— Begin RECORDS —

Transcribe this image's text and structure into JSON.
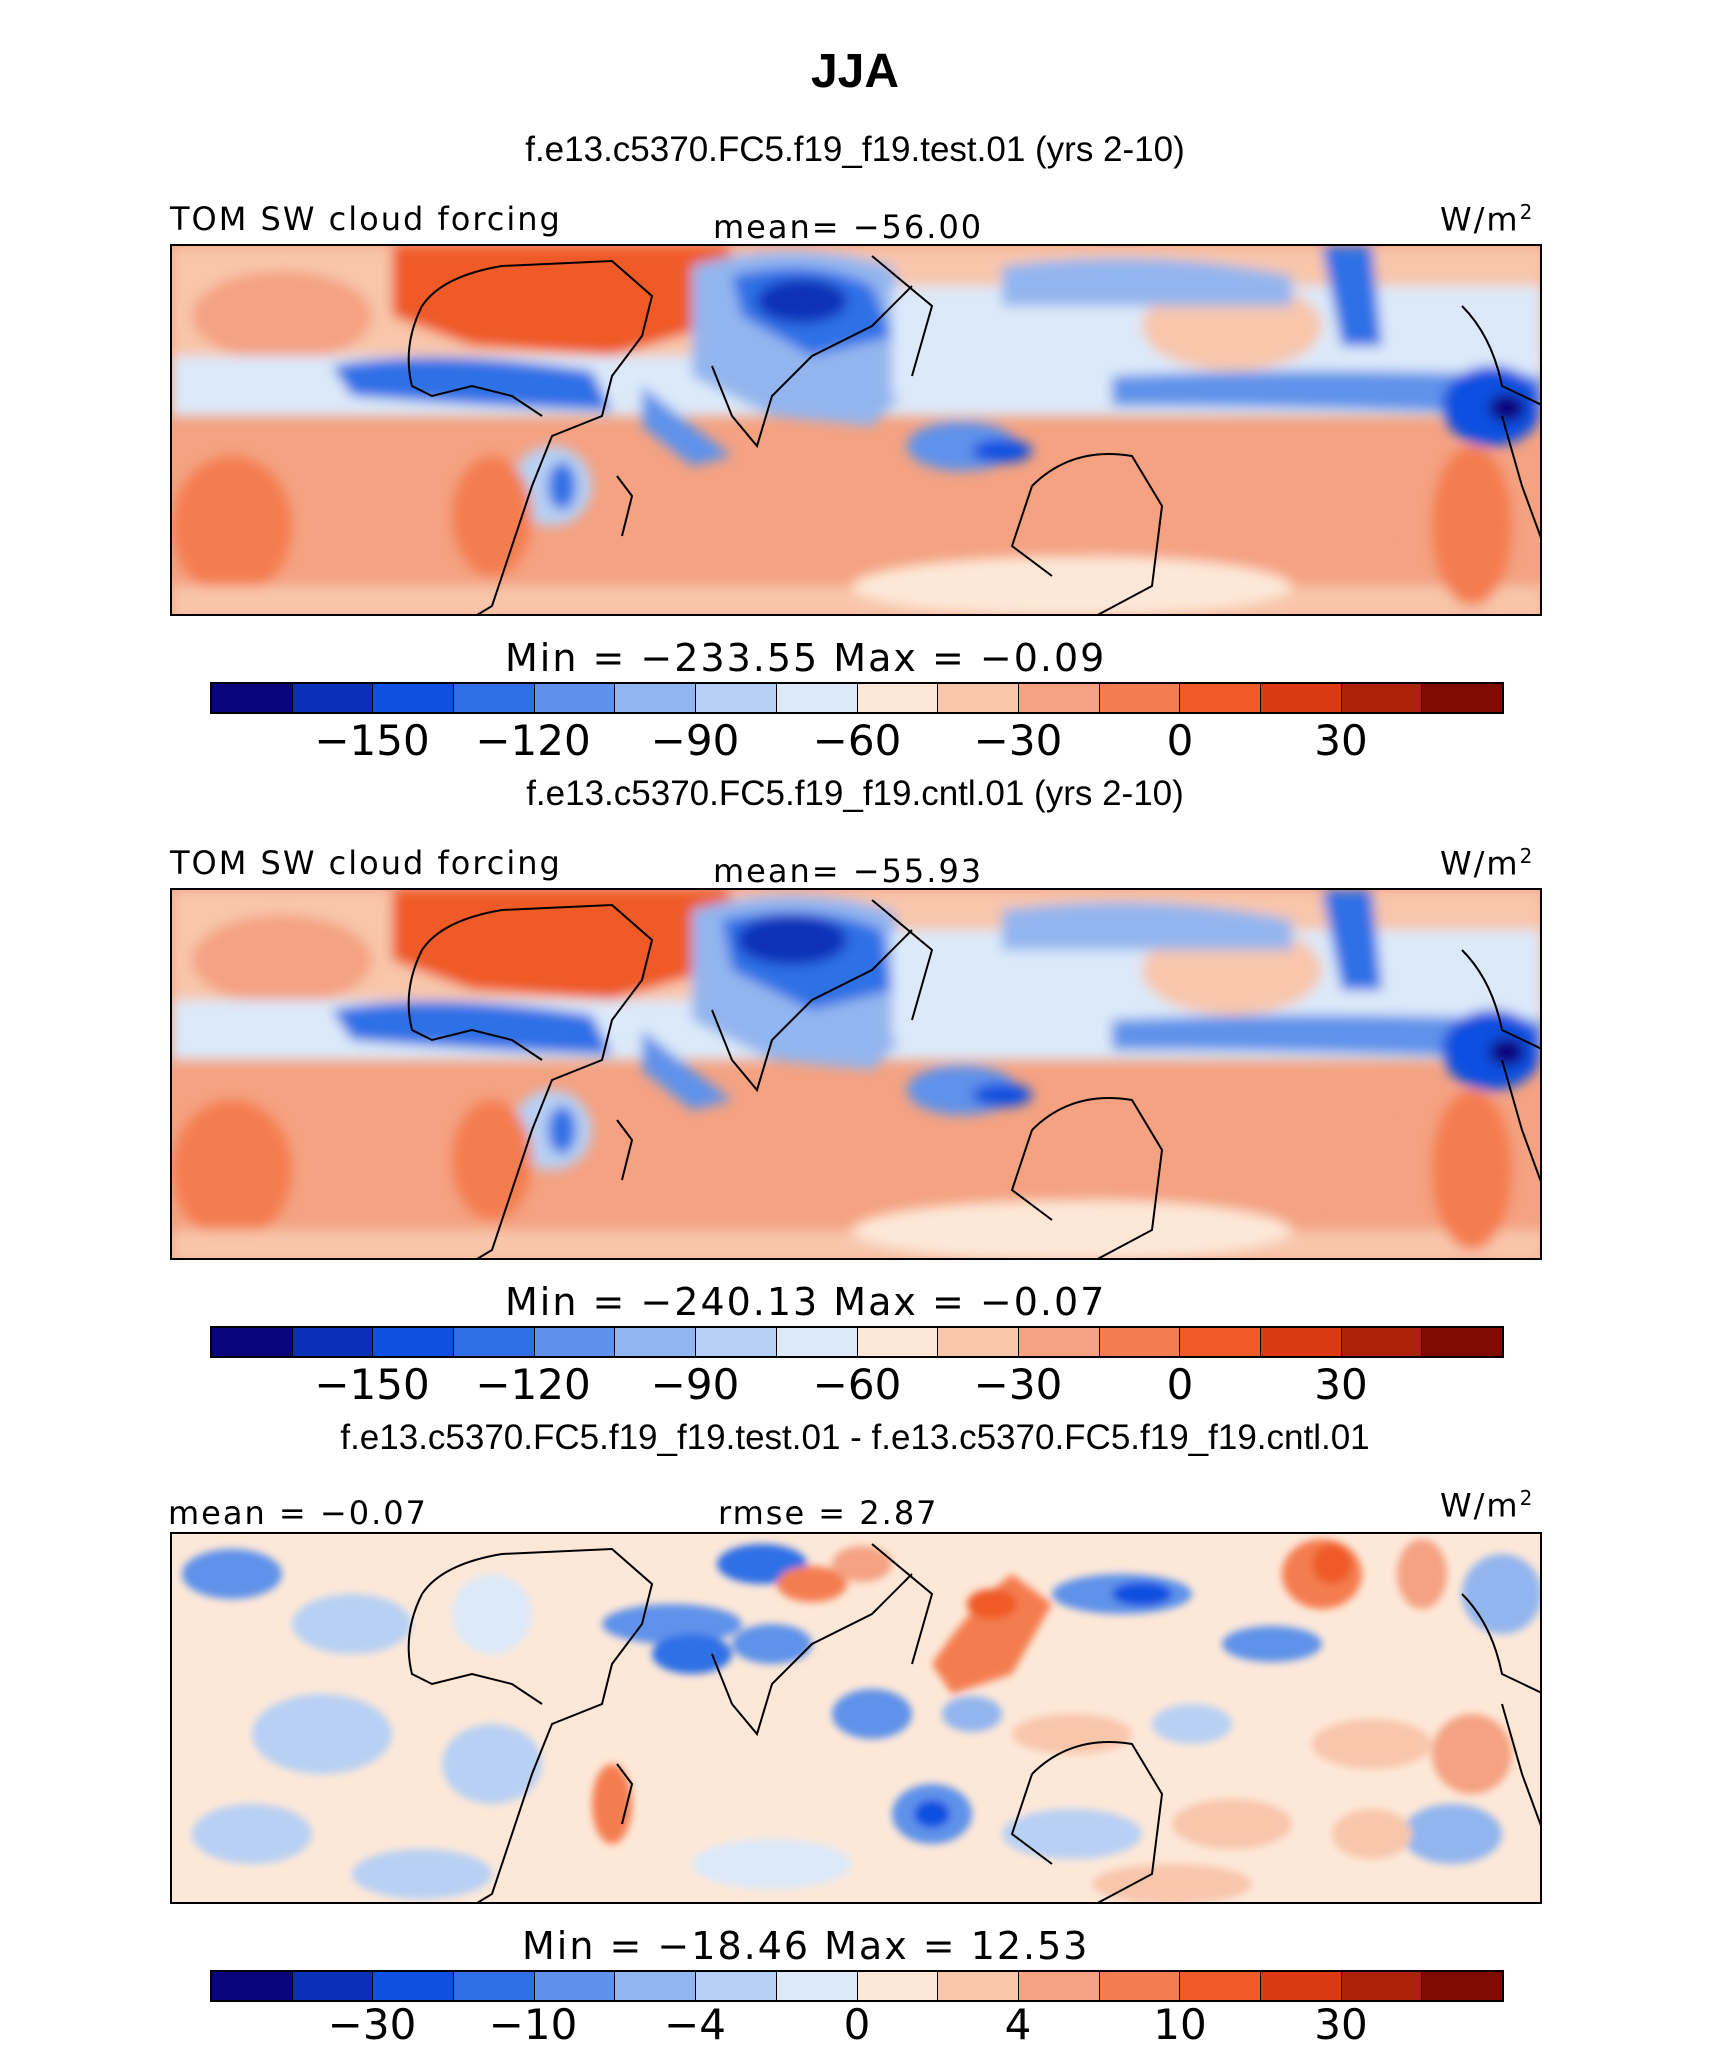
{
  "title": "JJA",
  "units": "W/m",
  "units_sup": "2",
  "palette": [
    "#08057d",
    "#0a30b8",
    "#0f50e0",
    "#2f6fe6",
    "#5e92ea",
    "#93b5ef",
    "#b8d0f4",
    "#dce9f9",
    "#fde8d8",
    "#f8c6ab",
    "#f4a282",
    "#f47d4f",
    "#ef5a27",
    "#d93a12",
    "#ad2009",
    "#7f0c03"
  ],
  "panels": [
    {
      "subtitle": "f.e13.c5370.FC5.f19_f19.test.01 (yrs 2-10)",
      "left_label": "TOM SW cloud forcing",
      "center_label": "mean= −56.00",
      "minmax": "Min  =  −233.55  Max  =    −0.09",
      "ticks": [
        "−150",
        "−120",
        "−90",
        "−60",
        "−30",
        "0",
        "30"
      ]
    },
    {
      "subtitle": "f.e13.c5370.FC5.f19_f19.cntl.01 (yrs 2-10)",
      "left_label": "TOM SW cloud forcing",
      "center_label": "mean= −55.93",
      "minmax": "Min  =  −240.13  Max  =    −0.07",
      "ticks": [
        "−150",
        "−120",
        "−90",
        "−60",
        "−30",
        "0",
        "30"
      ]
    },
    {
      "subtitle": "f.e13.c5370.FC5.f19_f19.test.01 - f.e13.c5370.FC5.f19_f19.cntl.01",
      "left_label": "mean  =   −0.07",
      "center_label": "rmse  =    2.87",
      "minmax": "Min  =  −18.46  Max  =   12.53",
      "ticks": [
        "−30",
        "−10",
        "−4",
        "0",
        "4",
        "10",
        "30"
      ]
    }
  ]
}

— End RECORDS —

Your answer should be a single number: the count of lines in these records that hold the string "minmax".

- THE OUTPUT
3